You can see that the example makes use of some of the variables that are set when loading the module (once again, please note that those variables will exist only after loading the module).

In particular, if you want to use the LOFTEE plugin, you can see that the help suggests to:

  1. Firstly, run the "export" line in order to add the relevant version of LOFTEE to the Perl library variable (note: you need to choose GRCh37 or GRCh37 here because, due to how the plugin's code is written, the code for processing GRCh37 or GRCh38 data is found at different locations):
    1. For GRCh37 data, you'll need to change that line to "export PERL5LIB=$PERL5LIB:${LOFTEE37}"
    2. For GRCh38 data, that line is ready to be used
  2. Run VEP as usual, following both VEP and LOFTEE documentation, and using the relevant variables to your case in the "--plugin" option line.

VEP and LOFTEE warnings

Finally, note that these categories of warnings appear when running VEP with LOFTEE, and should all be harmless:

  • "Smartmatch is experimental at /tools/apps/vep/plugin/loftee-grch38/loftee/... line ..." - These are due to how the LOFTEE code is written and are harmless.
  • "Use of uninitialized value in split at /tools/apps/vep/plugin/loftee-grch38/loftee/LoF.pm line 562" and "Use of uninitialized value $number_of_exons in subtraction - at /tools/apps/vep/plugin/loftee-grch38/loftee/LoF.pm line 575" - These are due to the LOFTEE code currently mismatching the VEP code / Ensembl data, and are probably harmless.
  • "WARNING: Chromosome chrUn_KI270302v1 not found in annotation sources or synonyms on line ..." and "Reference KI270713.1:32134-32134 not found in FASTA file" - These are due to differences between the VCF data and the VEP cache data (reference sequence contigs and contig names), and should happen only for small, minor contigs, while not affecting the main chromosomes/contigs.

Last updated

This page was last updated on the 12 Feb 2021.

Records from a data source:
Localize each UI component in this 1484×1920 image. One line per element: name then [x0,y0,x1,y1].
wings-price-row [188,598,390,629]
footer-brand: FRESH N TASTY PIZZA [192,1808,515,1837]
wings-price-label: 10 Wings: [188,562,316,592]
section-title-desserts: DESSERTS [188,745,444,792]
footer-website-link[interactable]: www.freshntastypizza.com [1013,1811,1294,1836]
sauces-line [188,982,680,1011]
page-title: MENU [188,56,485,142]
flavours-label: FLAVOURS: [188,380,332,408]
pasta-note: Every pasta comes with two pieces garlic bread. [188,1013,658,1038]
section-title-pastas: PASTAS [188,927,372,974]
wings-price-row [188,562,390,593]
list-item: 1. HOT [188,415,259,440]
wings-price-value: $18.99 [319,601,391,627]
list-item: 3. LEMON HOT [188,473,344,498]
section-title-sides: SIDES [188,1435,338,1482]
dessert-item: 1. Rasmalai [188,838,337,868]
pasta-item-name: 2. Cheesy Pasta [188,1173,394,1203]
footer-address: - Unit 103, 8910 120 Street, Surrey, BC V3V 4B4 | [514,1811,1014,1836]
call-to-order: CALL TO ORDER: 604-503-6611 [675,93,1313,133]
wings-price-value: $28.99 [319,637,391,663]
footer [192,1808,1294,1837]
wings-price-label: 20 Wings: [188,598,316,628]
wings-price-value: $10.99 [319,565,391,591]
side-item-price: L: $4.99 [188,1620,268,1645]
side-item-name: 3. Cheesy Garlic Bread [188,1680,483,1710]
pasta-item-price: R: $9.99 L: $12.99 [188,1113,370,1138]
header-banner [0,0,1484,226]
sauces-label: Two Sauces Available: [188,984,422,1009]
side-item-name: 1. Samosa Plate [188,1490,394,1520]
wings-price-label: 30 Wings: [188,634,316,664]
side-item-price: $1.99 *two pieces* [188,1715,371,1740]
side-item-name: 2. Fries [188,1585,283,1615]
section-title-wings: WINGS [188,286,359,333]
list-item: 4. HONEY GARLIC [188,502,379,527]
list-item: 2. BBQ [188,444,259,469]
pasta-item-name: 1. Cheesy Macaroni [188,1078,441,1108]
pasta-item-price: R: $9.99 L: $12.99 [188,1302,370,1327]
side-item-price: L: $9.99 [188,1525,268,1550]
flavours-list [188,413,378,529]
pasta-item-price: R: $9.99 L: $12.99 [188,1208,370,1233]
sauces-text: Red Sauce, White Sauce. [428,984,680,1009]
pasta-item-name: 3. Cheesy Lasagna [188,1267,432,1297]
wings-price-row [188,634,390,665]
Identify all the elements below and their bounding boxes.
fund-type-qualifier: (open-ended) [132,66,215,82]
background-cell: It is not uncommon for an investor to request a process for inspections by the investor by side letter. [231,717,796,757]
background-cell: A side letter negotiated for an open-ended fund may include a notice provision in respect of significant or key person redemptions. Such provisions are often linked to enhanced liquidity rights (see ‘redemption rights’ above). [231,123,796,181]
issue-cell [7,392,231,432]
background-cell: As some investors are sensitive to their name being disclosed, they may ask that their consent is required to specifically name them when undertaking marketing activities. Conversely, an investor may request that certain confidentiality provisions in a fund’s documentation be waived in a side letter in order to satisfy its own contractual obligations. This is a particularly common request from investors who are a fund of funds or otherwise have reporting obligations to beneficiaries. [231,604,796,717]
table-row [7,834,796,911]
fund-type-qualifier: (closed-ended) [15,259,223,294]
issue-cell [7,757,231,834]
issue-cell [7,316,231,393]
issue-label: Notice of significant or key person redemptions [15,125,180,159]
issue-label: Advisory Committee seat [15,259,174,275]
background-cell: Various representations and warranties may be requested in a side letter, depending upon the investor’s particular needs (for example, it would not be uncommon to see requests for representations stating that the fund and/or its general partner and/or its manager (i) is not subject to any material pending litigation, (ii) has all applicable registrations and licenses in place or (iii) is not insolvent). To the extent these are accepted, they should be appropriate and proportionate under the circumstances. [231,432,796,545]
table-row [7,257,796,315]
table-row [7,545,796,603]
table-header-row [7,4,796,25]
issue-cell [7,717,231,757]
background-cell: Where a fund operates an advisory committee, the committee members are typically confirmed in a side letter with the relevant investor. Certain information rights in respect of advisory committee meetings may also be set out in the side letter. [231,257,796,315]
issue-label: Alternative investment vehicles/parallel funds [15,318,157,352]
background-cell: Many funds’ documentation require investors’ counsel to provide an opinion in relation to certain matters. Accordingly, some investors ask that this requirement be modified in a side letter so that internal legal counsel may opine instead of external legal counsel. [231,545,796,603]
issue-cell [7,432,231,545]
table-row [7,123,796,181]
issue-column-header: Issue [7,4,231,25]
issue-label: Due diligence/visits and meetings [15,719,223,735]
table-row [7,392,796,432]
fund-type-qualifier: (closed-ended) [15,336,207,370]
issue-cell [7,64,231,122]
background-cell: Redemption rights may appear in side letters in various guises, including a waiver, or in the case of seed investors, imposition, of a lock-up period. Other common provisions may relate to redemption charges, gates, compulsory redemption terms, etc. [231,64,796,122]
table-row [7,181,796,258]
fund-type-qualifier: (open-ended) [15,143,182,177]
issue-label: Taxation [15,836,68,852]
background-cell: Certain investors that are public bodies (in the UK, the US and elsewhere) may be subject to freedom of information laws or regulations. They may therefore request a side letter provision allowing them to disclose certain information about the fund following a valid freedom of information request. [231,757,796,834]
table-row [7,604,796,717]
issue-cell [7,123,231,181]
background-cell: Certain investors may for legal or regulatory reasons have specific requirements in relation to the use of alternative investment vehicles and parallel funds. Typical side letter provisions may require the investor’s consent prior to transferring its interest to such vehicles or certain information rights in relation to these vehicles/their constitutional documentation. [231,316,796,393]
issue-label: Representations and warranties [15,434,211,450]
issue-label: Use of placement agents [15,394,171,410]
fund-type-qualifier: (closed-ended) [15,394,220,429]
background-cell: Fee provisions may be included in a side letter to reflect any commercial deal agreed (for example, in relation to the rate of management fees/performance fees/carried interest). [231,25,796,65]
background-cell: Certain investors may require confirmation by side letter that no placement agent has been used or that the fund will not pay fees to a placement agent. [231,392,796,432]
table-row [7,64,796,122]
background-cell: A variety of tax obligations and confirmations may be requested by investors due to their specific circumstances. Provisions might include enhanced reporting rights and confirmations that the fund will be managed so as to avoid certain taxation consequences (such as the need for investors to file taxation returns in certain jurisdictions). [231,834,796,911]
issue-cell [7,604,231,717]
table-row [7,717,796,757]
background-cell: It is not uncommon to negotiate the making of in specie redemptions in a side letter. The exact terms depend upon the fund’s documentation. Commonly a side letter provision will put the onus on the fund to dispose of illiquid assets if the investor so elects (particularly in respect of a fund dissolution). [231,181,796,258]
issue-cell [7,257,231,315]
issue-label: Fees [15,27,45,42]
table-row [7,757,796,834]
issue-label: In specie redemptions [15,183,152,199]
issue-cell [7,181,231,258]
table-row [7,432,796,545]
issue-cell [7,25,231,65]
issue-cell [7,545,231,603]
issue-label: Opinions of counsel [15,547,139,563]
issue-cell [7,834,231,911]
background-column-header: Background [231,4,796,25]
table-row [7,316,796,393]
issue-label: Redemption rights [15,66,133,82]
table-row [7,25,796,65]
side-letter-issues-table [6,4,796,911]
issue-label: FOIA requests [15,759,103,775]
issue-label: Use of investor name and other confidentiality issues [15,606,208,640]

TASK REQUIREMENTS >>
1) In the VEP and LOFTEE notes, reproduce verbatim the passage from "2. For GRCh38" to "and are harmless.".
2) According to the VEP and LOFTEE notes, what causes the "Smartmatch is experimental" warnings?

THE REPLIES >>
1)
2. For GRCh38 data, that line is ready to be used
  2. Run VEP as usual, following both VEP and LOFTEE documentation, and using the relevant variables to your case in the "--plugin" option line.

VEP and LOFTEE warnings

Finally, note that these categories of warnings appear when running VEP with LOFTEE, and should all be harmless:

  • "Smartmatch is experimental at /tools/apps/vep/plugin/loftee-grch38/loftee/... line ..." - These are due to how the LOFTEE code is written and are harmless.

2) They are due to how the LOFTEE code is written.